What you have to do. Skip pictures; extract every line from the one with "Give me the" through the one with "Convert this screenshot", exactly as written.

Material.
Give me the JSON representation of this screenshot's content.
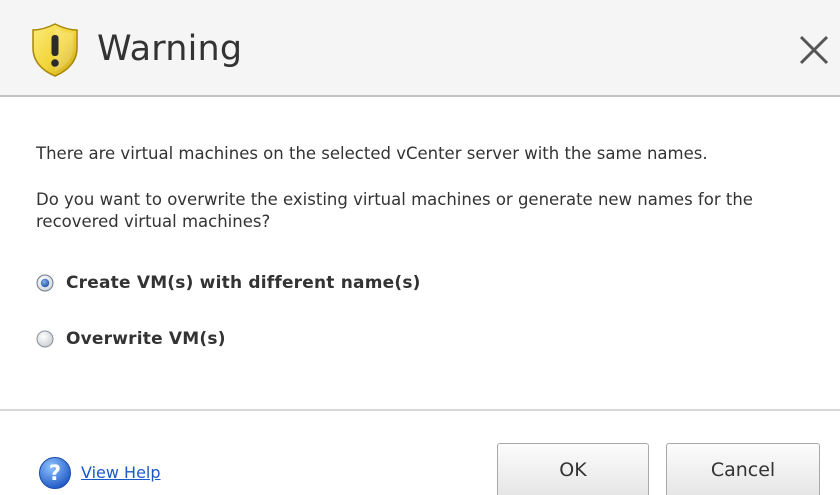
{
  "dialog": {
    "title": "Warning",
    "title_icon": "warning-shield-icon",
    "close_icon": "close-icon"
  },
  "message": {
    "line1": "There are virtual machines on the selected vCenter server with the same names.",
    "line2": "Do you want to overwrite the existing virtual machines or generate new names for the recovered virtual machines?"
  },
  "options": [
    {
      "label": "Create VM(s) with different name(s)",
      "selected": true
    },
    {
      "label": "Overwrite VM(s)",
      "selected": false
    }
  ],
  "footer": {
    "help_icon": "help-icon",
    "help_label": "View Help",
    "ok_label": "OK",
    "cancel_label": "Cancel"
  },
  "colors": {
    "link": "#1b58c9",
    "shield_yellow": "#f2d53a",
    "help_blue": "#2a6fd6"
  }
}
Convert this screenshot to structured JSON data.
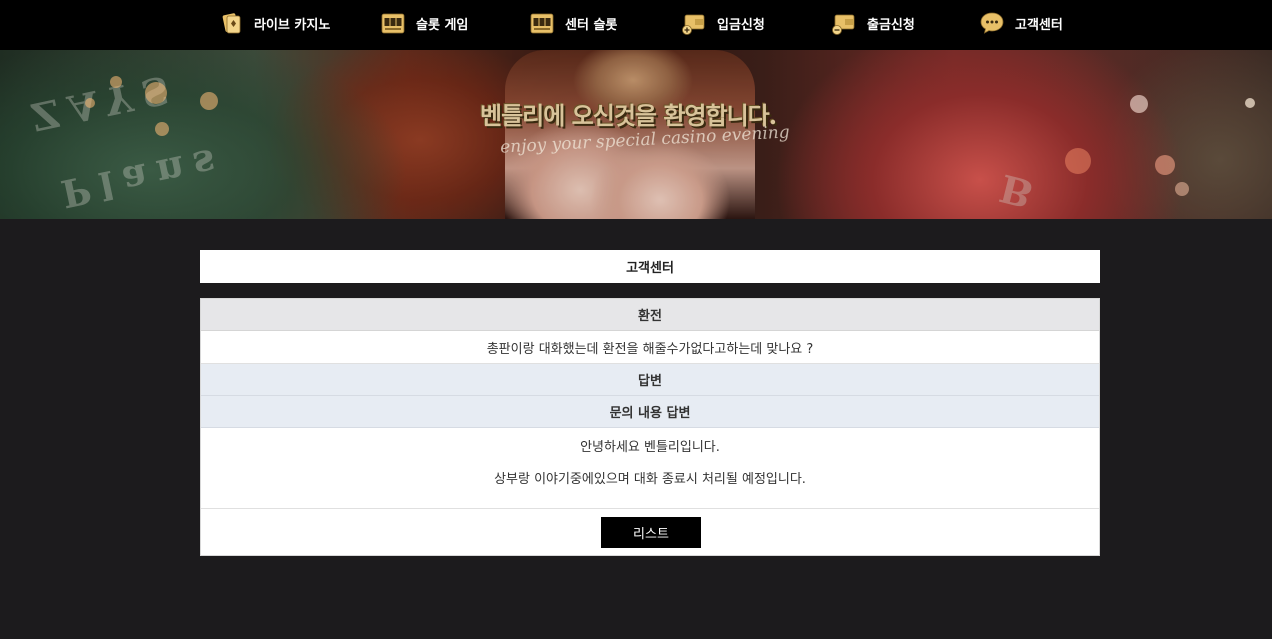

* * *

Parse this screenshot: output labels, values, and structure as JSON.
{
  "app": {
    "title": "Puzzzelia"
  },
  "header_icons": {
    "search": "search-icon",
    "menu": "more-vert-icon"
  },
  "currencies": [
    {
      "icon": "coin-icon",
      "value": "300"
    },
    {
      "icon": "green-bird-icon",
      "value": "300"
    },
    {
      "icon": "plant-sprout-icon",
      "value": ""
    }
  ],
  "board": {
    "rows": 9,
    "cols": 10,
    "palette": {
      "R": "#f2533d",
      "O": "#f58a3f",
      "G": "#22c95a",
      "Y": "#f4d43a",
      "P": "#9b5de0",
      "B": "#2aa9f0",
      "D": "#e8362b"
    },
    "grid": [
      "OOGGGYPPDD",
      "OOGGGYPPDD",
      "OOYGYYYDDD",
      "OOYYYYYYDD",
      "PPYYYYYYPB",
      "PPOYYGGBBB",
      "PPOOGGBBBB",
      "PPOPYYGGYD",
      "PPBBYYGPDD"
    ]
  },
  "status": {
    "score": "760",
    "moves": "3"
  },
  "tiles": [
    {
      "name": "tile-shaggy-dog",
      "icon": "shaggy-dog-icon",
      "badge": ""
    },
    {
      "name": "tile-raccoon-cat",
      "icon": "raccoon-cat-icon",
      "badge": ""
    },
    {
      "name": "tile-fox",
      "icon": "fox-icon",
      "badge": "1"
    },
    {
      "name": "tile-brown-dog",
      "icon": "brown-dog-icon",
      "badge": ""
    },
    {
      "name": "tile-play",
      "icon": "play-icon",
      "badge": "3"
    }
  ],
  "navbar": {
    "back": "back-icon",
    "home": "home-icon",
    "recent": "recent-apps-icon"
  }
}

Solution below.
Give me the JSON representation of this screenshot's content.
{
  "dialog": {
    "title": "Warning",
    "title_icon": "warning-shield-icon",
    "close_icon": "close-icon"
  },
  "message": {
    "line1": "There are virtual machines on the selected vCenter server with the same names.",
    "line2": "Do you want to overwrite the existing virtual machines or generate new names for the recovered virtual machines?"
  },
  "options": [
    {
      "label": "Create VM(s) with different name(s)",
      "selected": true
    },
    {
      "label": "Overwrite VM(s)",
      "selected": false
    }
  ],
  "footer": {
    "help_icon": "help-icon",
    "help_label": "View Help",
    "ok_label": "OK",
    "cancel_label": "Cancel"
  },
  "colors": {
    "link": "#1b58c9",
    "shield_yellow": "#f2d53a",
    "help_blue": "#2a6fd6"
  }
}
Convert this screenshot to structured JSON data.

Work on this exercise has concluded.